_Written problem:_
In the records below, find each line containing the word "branch" and copy it.

_Dataset excerpt:_
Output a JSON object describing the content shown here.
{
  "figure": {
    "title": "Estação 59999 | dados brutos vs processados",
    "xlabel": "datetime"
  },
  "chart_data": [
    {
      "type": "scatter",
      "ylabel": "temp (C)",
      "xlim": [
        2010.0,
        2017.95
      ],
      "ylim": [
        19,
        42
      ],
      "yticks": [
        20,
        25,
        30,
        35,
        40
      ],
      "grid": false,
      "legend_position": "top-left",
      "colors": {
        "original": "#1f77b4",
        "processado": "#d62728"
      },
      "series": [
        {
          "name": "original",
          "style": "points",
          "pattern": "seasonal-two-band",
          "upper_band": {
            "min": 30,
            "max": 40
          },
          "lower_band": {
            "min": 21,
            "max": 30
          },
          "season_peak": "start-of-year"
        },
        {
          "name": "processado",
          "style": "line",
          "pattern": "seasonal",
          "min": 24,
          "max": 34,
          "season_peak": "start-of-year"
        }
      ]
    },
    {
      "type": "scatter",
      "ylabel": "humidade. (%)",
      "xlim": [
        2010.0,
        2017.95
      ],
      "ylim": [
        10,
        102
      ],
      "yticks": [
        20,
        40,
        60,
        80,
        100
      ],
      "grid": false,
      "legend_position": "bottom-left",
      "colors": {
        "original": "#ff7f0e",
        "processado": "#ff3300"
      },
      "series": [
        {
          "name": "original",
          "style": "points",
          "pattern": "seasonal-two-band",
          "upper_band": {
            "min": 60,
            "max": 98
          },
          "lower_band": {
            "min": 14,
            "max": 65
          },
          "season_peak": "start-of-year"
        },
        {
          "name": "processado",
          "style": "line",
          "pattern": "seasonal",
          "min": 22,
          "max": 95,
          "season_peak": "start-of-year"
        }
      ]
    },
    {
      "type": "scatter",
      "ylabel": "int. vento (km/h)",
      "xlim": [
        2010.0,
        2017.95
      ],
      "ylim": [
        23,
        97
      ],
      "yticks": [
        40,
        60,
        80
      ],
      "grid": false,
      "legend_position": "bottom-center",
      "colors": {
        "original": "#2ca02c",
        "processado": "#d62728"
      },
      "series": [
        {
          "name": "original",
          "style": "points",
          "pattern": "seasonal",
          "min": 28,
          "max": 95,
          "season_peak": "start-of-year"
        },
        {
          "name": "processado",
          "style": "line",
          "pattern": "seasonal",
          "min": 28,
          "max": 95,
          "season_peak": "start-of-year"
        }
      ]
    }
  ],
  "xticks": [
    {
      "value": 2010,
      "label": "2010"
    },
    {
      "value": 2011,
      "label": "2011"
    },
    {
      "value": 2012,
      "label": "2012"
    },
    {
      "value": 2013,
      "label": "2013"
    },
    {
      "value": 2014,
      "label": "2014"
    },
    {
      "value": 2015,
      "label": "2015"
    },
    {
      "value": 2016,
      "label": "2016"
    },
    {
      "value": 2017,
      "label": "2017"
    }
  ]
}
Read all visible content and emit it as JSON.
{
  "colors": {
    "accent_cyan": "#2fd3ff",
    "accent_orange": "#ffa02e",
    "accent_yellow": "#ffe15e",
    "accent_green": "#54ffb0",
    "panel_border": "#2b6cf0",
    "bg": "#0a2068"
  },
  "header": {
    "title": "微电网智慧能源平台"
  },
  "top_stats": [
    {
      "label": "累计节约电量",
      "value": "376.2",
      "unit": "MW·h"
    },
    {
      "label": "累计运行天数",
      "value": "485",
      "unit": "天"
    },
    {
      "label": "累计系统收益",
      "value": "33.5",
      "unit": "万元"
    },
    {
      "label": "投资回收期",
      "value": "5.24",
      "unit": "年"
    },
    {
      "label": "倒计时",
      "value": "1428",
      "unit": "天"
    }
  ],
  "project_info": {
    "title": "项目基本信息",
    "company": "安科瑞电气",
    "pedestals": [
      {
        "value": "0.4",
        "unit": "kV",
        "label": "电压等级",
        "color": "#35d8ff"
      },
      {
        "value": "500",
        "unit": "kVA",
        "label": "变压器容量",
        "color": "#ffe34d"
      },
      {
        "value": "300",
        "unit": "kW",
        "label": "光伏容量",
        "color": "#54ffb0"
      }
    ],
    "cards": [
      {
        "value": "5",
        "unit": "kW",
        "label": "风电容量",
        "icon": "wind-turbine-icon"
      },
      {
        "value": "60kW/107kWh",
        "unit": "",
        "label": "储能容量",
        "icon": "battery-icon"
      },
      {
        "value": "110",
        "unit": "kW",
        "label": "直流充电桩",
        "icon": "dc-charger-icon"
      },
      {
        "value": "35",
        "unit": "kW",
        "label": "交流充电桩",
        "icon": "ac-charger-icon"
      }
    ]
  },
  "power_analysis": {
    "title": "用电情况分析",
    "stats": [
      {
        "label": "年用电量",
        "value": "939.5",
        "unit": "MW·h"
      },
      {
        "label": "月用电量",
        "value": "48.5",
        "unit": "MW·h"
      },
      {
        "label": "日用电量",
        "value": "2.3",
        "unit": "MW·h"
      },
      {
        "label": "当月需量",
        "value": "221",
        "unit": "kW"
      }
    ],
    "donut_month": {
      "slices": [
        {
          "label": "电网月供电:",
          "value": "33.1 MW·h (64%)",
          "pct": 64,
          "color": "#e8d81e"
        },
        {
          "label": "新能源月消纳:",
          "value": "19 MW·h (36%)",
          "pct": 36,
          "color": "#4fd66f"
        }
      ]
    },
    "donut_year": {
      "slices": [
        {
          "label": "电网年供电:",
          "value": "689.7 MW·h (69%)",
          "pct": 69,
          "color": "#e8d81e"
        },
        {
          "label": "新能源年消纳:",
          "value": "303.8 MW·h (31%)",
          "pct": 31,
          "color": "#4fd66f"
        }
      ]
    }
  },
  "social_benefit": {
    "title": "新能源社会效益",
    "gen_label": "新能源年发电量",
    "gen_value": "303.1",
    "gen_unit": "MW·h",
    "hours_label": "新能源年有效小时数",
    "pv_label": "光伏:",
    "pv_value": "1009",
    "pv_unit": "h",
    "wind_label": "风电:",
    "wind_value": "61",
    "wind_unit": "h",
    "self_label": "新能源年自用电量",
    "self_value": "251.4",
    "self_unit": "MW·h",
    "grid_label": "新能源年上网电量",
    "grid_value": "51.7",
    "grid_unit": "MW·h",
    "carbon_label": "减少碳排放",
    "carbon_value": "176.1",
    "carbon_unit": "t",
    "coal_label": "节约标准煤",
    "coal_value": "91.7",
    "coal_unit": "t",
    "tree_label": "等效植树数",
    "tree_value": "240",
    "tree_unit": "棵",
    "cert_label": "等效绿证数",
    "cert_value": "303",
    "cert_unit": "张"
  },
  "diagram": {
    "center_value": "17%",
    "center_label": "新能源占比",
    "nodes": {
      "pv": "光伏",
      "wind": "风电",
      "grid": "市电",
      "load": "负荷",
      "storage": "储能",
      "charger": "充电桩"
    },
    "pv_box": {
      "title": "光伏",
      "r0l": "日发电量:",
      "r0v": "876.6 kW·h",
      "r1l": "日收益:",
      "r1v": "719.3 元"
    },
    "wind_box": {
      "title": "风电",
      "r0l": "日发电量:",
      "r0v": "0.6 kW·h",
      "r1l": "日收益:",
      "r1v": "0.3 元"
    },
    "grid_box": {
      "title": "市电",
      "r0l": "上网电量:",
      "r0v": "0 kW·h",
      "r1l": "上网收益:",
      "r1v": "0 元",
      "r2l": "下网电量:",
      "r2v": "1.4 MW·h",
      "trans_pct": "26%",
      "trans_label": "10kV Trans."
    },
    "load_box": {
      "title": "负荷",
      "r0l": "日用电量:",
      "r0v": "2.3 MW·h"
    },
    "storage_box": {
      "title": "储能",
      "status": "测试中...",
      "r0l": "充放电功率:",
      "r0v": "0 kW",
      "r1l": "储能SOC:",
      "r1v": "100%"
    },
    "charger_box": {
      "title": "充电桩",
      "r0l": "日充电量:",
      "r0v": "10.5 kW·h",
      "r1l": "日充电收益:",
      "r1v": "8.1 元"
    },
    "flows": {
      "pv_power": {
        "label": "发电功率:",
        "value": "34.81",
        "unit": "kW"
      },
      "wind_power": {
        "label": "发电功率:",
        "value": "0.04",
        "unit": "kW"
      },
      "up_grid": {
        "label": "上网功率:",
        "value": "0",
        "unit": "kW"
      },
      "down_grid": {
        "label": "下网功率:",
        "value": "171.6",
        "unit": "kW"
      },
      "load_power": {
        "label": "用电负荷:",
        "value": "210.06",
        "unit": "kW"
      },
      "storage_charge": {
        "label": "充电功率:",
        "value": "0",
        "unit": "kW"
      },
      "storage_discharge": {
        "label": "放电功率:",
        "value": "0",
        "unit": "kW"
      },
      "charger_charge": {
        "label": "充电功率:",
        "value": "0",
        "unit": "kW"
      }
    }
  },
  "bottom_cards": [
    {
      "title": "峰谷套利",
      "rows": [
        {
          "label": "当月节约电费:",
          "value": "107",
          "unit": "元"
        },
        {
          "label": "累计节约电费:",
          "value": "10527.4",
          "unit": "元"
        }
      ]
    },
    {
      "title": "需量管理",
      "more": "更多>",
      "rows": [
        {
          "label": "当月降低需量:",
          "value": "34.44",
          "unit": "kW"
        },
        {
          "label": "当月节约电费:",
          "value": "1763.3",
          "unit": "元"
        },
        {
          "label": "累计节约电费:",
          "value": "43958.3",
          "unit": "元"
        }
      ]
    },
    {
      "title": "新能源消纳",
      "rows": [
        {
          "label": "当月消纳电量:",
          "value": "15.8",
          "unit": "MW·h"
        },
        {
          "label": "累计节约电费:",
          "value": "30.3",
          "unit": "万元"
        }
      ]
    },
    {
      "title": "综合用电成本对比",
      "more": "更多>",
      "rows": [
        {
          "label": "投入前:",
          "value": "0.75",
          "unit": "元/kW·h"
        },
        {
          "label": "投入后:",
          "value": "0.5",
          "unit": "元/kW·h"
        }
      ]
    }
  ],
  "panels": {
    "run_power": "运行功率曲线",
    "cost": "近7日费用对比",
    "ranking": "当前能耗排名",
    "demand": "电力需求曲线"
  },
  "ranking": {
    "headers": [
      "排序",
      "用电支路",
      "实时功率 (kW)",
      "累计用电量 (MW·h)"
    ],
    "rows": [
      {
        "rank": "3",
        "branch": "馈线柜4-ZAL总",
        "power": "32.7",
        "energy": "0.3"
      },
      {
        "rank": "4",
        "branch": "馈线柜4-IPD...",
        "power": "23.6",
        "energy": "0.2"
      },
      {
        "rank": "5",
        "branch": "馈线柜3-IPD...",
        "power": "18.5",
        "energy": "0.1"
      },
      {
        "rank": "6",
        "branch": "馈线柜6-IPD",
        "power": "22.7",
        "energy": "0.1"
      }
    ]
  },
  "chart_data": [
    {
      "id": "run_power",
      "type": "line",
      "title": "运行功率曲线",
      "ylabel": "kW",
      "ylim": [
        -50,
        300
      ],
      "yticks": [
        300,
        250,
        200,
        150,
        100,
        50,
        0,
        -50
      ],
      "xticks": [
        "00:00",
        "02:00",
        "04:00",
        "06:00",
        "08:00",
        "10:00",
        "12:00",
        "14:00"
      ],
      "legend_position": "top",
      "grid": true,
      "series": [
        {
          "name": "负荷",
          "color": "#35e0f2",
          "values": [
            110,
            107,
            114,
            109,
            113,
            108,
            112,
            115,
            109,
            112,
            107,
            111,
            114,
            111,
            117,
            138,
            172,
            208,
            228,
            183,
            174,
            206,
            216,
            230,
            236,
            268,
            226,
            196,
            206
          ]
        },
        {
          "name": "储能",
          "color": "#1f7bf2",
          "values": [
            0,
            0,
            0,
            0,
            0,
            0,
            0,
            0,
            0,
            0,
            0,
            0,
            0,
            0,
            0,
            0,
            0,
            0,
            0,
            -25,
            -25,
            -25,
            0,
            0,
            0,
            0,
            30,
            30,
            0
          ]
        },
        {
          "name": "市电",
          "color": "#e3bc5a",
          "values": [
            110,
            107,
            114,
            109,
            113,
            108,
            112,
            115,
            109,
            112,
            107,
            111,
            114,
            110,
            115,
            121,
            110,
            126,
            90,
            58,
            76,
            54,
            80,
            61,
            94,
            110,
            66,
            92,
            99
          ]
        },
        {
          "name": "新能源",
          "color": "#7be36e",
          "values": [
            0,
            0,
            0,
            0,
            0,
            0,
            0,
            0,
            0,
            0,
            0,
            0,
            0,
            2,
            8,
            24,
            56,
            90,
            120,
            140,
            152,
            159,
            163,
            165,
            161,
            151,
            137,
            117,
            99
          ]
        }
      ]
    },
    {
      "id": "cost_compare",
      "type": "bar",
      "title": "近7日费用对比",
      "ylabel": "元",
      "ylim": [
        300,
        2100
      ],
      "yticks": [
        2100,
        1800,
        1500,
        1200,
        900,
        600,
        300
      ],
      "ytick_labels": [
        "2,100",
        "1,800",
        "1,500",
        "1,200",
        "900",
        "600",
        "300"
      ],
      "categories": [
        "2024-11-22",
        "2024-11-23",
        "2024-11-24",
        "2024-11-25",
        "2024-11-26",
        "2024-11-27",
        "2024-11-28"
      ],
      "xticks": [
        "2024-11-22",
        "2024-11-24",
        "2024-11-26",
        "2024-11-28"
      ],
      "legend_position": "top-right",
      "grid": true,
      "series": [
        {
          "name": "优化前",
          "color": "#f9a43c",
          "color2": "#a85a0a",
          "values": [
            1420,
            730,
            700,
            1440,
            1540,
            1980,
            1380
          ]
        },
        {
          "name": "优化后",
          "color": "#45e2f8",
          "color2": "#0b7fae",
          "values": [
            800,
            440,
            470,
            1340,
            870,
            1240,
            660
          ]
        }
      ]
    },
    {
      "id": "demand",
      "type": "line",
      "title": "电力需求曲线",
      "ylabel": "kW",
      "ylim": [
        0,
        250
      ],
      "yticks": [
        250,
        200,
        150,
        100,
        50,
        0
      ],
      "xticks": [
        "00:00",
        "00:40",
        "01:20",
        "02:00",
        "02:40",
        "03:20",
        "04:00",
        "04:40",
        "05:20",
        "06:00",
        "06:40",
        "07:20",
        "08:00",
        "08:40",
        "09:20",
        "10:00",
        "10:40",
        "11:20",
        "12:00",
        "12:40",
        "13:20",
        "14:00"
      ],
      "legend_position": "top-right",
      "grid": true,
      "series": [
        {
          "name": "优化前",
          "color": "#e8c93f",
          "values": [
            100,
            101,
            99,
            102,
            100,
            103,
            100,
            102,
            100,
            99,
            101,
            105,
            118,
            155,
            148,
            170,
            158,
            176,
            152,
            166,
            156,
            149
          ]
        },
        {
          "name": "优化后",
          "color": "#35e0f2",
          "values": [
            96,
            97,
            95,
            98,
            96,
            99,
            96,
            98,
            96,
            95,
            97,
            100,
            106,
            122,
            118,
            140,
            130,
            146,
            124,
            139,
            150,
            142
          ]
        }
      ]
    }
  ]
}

_Result:_
        "branch": "馈线柜4-ZAL总",
        "branch": "馈线柜4-IPD...",
        "branch": "馈线柜3-IPD...",
        "branch": "馈线柜6-IPD",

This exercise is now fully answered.